Set task: Write out the listing below in full and exactly, leaving out every picture.

Some records
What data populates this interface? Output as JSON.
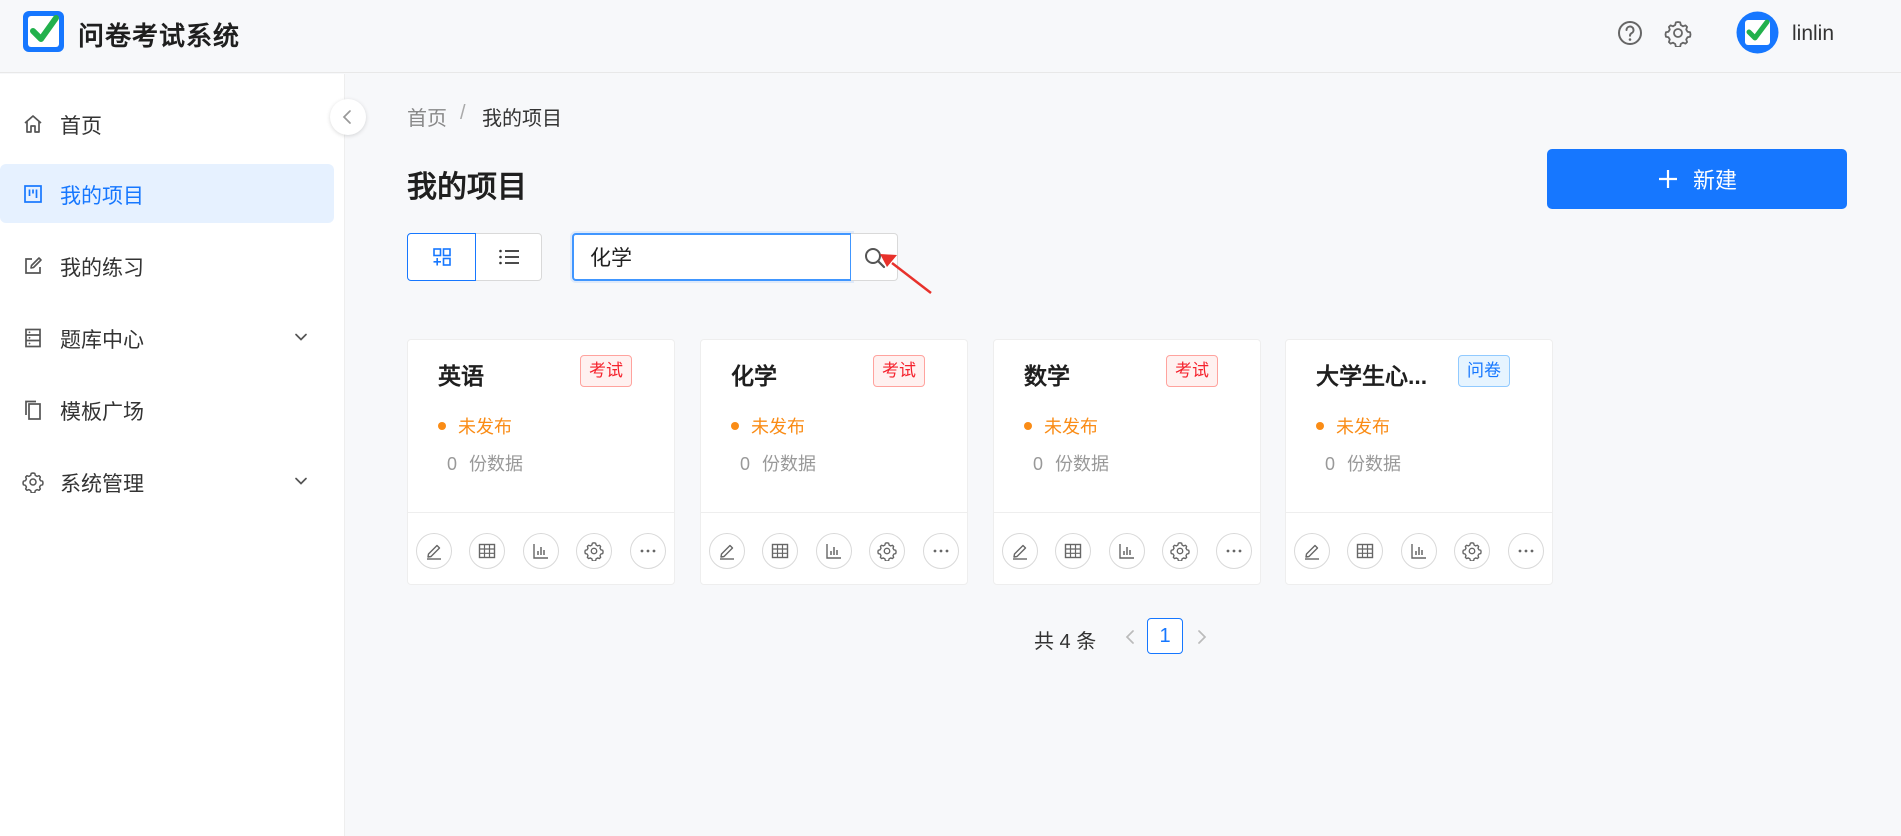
{
  "app": {
    "title": "问卷考试系统"
  },
  "header": {
    "user_name": "linlin"
  },
  "sidebar": {
    "items": [
      {
        "label": "首页"
      },
      {
        "label": "我的项目"
      },
      {
        "label": "我的练习"
      },
      {
        "label": "题库中心"
      },
      {
        "label": "模板广场"
      },
      {
        "label": "系统管理"
      }
    ]
  },
  "breadcrumb": {
    "home": "首页",
    "separator": "/",
    "current": "我的项目"
  },
  "page": {
    "title": "我的项目",
    "new_button": "新建"
  },
  "search": {
    "value": "化学"
  },
  "cards": [
    {
      "title": "英语",
      "tag": "考试",
      "status": "未发布",
      "count": "0",
      "count_label": "份数据"
    },
    {
      "title": "化学",
      "tag": "考试",
      "status": "未发布",
      "count": "0",
      "count_label": "份数据"
    },
    {
      "title": "数学",
      "tag": "考试",
      "status": "未发布",
      "count": "0",
      "count_label": "份数据"
    },
    {
      "title": "大学生心...",
      "tag": "问卷",
      "status": "未发布",
      "count": "0",
      "count_label": "份数据"
    }
  ],
  "pagination": {
    "total": "共 4 条",
    "current_page": "1"
  },
  "colors": {
    "primary": "#1677ff",
    "exam_tag": "#f5222d",
    "survey_tag": "#1677ff",
    "status": "#fa8c16",
    "active_bg": "#e6f1ff"
  }
}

Solution below:
What data populates this interface? Output as JSON.
{
  "app": {
    "title": "问卷考试系统"
  },
  "header": {
    "user_name": "linlin"
  },
  "sidebar": {
    "items": [
      {
        "label": "首页"
      },
      {
        "label": "我的项目"
      },
      {
        "label": "我的练习"
      },
      {
        "label": "题库中心"
      },
      {
        "label": "模板广场"
      },
      {
        "label": "系统管理"
      }
    ]
  },
  "breadcrumb": {
    "home": "首页",
    "separator": "/",
    "current": "我的项目"
  },
  "page": {
    "title": "我的项目",
    "new_button": "新建"
  },
  "search": {
    "value": "化学"
  },
  "cards": [
    {
      "title": "英语",
      "tag": "考试",
      "status": "未发布",
      "count": "0",
      "count_label": "份数据"
    },
    {
      "title": "化学",
      "tag": "考试",
      "status": "未发布",
      "count": "0",
      "count_label": "份数据"
    },
    {
      "title": "数学",
      "tag": "考试",
      "status": "未发布",
      "count": "0",
      "count_label": "份数据"
    },
    {
      "title": "大学生心...",
      "tag": "问卷",
      "status": "未发布",
      "count": "0",
      "count_label": "份数据"
    }
  ],
  "pagination": {
    "total": "共 4 条",
    "current_page": "1"
  },
  "colors": {
    "primary": "#1677ff",
    "exam_tag": "#f5222d",
    "survey_tag": "#1677ff",
    "status": "#fa8c16",
    "active_bg": "#e6f1ff"
  }
}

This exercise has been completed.